◆ **Request**
Show all lines from the data that include the word "Long".

--- BEGIN Task material ---

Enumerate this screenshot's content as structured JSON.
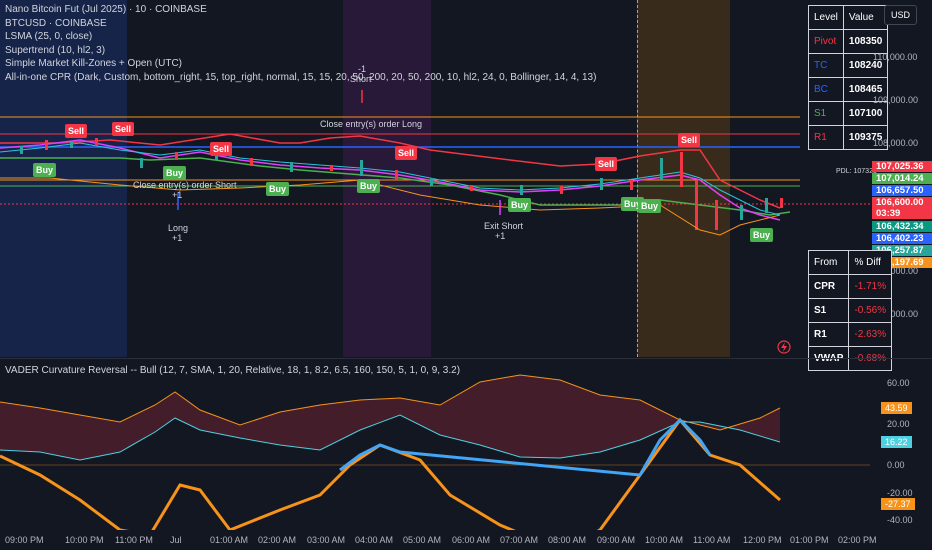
{
  "header": {
    "lines": [
      "Nano Bitcoin Fut (Jul 2025) · 10 · COINBASE",
      "BTCUSD · COINBASE",
      "LSMA (25, 0, close)",
      "Supertrend (10, hl2, 3)",
      "Simple Market Kill-Zones + Open (UTC)",
      "All-in-one CPR (Dark, Custom, bottom_right, 15, top_right, normal, 15, 15, 20, 50, 200, 20, 50, 200, 10, hl2, 24, 0, Bollinger, 14, 4, 13)"
    ]
  },
  "currency_button": "USD",
  "level_table": {
    "headers": [
      "Level",
      "Value"
    ],
    "rows": [
      {
        "label": "Pivot",
        "value": "108350",
        "color": "#f23645"
      },
      {
        "label": "TC",
        "value": "108240",
        "color": "#2962ff"
      },
      {
        "label": "BC",
        "value": "108465",
        "color": "#2962ff"
      },
      {
        "label": "S1",
        "value": "107100",
        "color": "#4caf50"
      },
      {
        "label": "R1",
        "value": "109375",
        "color": "#f23645"
      }
    ]
  },
  "diff_table": {
    "headers": [
      "From",
      "% Diff"
    ],
    "rows": [
      {
        "label": "CPR",
        "value": "-1.71%"
      },
      {
        "label": "S1",
        "value": "-0.56%"
      },
      {
        "label": "R1",
        "value": "-2.63%"
      },
      {
        "label": "VWAP",
        "value": "-0.68%"
      }
    ]
  },
  "price_axis": [
    "110,000.00",
    "109,000.00",
    "108,000.00",
    "105,000.00",
    "104,000.00"
  ],
  "price_tags": [
    {
      "value": "107,025.36",
      "bg": "#f23645"
    },
    {
      "value": "107,014.24",
      "bg": "#4caf50"
    },
    {
      "value": "106,657.50",
      "bg": "#2962ff"
    },
    {
      "value": "106,600.00",
      "bg": "#f23645"
    },
    {
      "value": "03:39",
      "bg": "#f23645"
    },
    {
      "value": "106,432.34",
      "bg": "#089981"
    },
    {
      "value": "106,402.23",
      "bg": "#2962ff"
    },
    {
      "value": "106,257.87",
      "bg": "#26a69a"
    },
    {
      "value": "106,197.69",
      "bg": "#f7931a"
    }
  ],
  "pdl_label": "PDL: 107325",
  "signals": {
    "sell": "Sell",
    "buy": "Buy",
    "short": "Short",
    "long": "Long",
    "exit_short": "Exit Short",
    "close_long": "Close entry(s) order Long",
    "close_short": "Close entry(s) order Short",
    "plus_one": "+1",
    "minus_one": "-1"
  },
  "osc": {
    "title": "VADER Curvature Reversal -- Bull (12, 7, SMA, 1, 20, Relative, 18, 1, 8.2, 6.5, 160, 150, 5, 1, 0, 9, 3.2)",
    "axis": [
      "60.00",
      "20.00",
      "0.00",
      "-20.00",
      "-40.00"
    ],
    "tags": [
      {
        "value": "43.59",
        "bg": "#f7931a"
      },
      {
        "value": "16.22",
        "bg": "#4dd0e1"
      },
      {
        "value": "-27.37",
        "bg": "#f7931a"
      }
    ]
  },
  "time_axis": [
    "09:00 PM",
    "10:00 PM",
    "11:00 PM",
    "Jul",
    "01:00 AM",
    "02:00 AM",
    "03:00 AM",
    "04:00 AM",
    "05:00 AM",
    "06:00 AM",
    "07:00 AM",
    "08:00 AM",
    "09:00 AM",
    "10:00 AM",
    "11:00 AM",
    "12:00 PM",
    "01:00 PM",
    "02:00 PM"
  ]
}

--- END Task material ---

◆ **Final answer**
    "long": "Long",
    "close_long": "Close entry(s) order Long",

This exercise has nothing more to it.